◆ The request
Every line holding the string "待向立法院經濟委員會書面報告後" should be gathered.
----------------------------------------
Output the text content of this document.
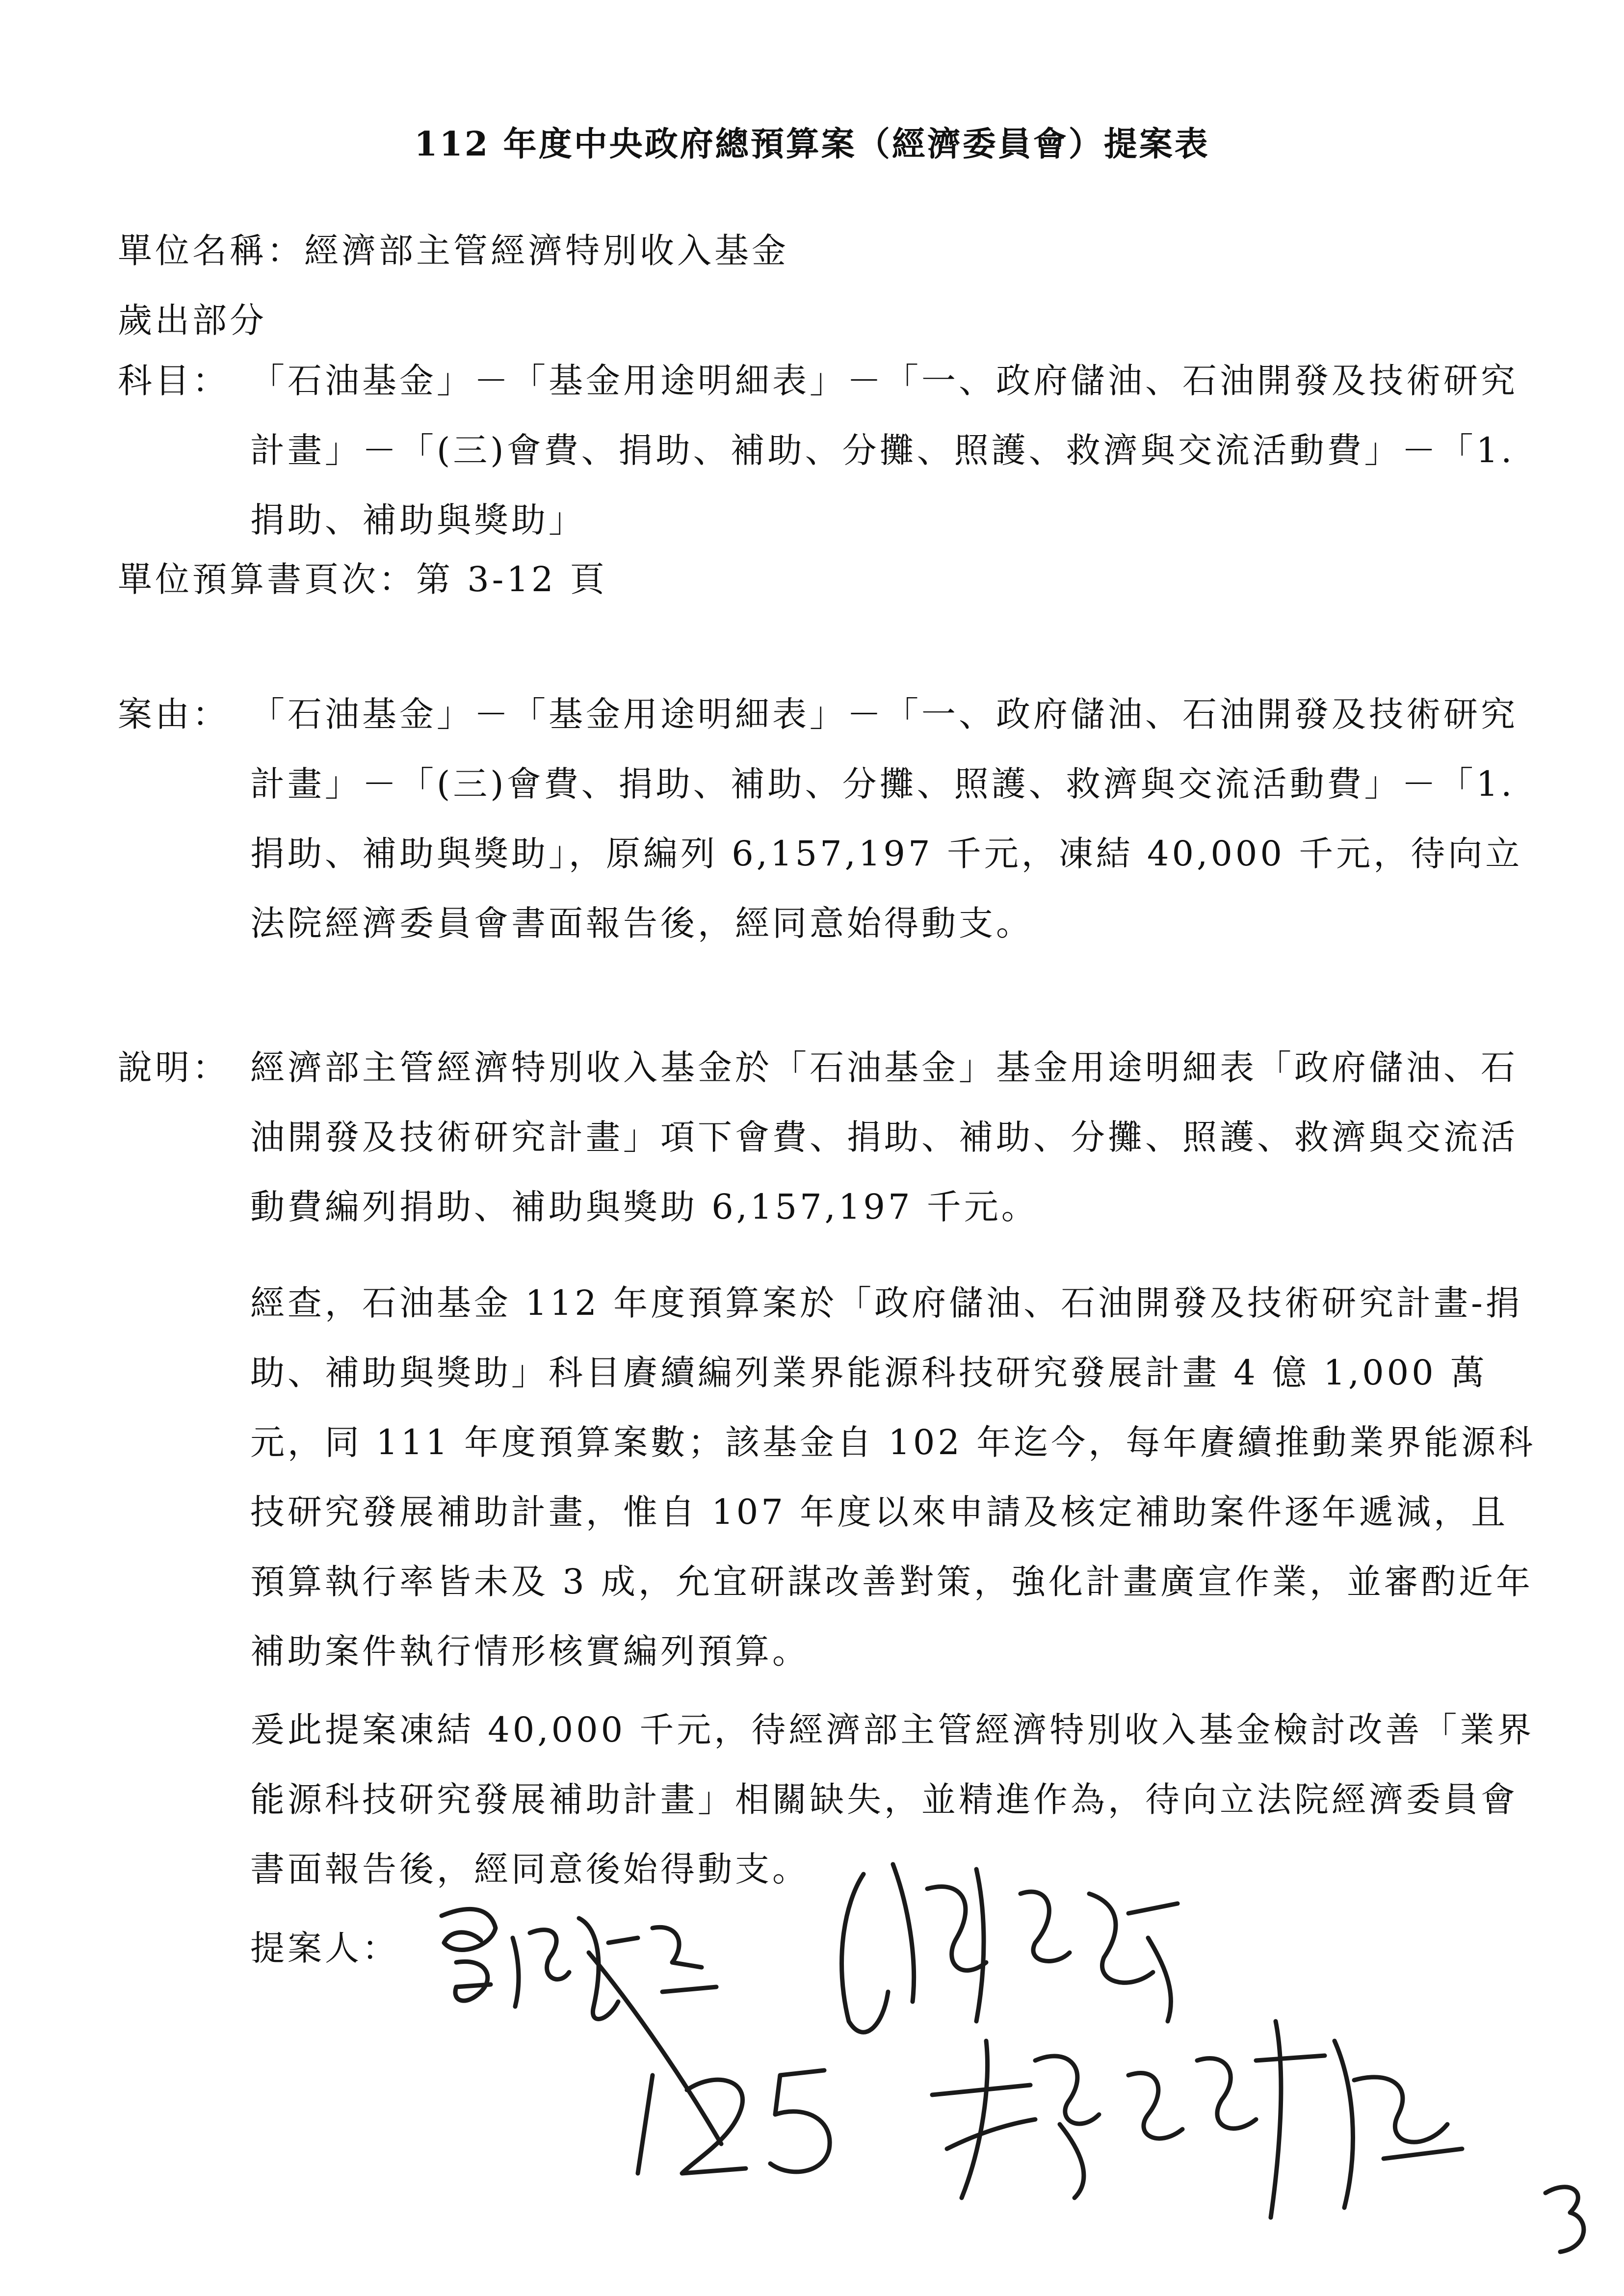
112 年度中央政府總預算案（經濟委員會）提案表
單位名稱：經濟部主管經濟特別收入基金
歲出部分
科目： 「石油基金」－「基金用途明細表」－「一、政府儲油、石油開發及技術研究計畫」－「(三)會費、捐助、補助、分攤、照護、救濟與交流活動費」－「1. 捐助、補助與獎助」
單位預算書頁次：第 3-12 頁
案由： 「石油基金」－「基金用途明細表」－「一、政府儲油、石油開發及技術研究計畫」－「(三)會費、捐助、補助、分攤、照護、救濟與交流活動費」－「1. 捐助、補助與獎助」，原編列 6,157,197 千元，凍結 40,000 千元，待向立法院經濟委員會書面報告後，經同意始得動支。
說明： 經濟部主管經濟特別收入基金於「石油基金」基金用途明細表「政府儲油、石油開發及技術研究計畫」項下會費、捐助、補助、分攤、照護、救濟與交流活動費編列捐助、補助與獎助 6,157,197 千元。
經查，石油基金 112 年度預算案於「政府儲油、石油開發及技術研究計畫-捐助、補助與獎助」科目賡續編列業界能源科技研究發展計畫 4 億 1,000 萬元，同 111 年度預算案數；該基金自 102 年迄今，每年賡續推動業界能源科技研究發展補助計畫，惟自 107 年度以來申請及核定補助案件逐年遞減，且預算執行率皆未及 3 成，允宜研謀改善對策，強化計畫廣宣作業，並審酌近年補助案件執行情形核實編列預算。
爰此提案凍結 40,000 千元，待經濟部主管經濟特別收入基金檢討改善「業界能源科技研究發展補助計畫」相關缺失，並精進作為，待向立法院經濟委員會書面報告後，經同意後始得動支。
提案人：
----------------------------------------
◆ Solution for this problem
案由： 「石油基金」－「基金用途明細表」－「一、政府儲油、石油開發及技術研究計畫」－「(三)會費、捐助、補助、分攤、照護、救濟與交流活動費」－「1. 捐助、補助與獎助」，原編列 6,157,197 千元，凍結 40,000 千元，待向立法院經濟委員會書面報告後，經同意始得動支。
爰此提案凍結 40,000 千元，待經濟部主管經濟特別收入基金檢討改善「業界能源科技研究發展補助計畫」相關缺失，並精進作為，待向立法院經濟委員會書面報告後，經同意後始得動支。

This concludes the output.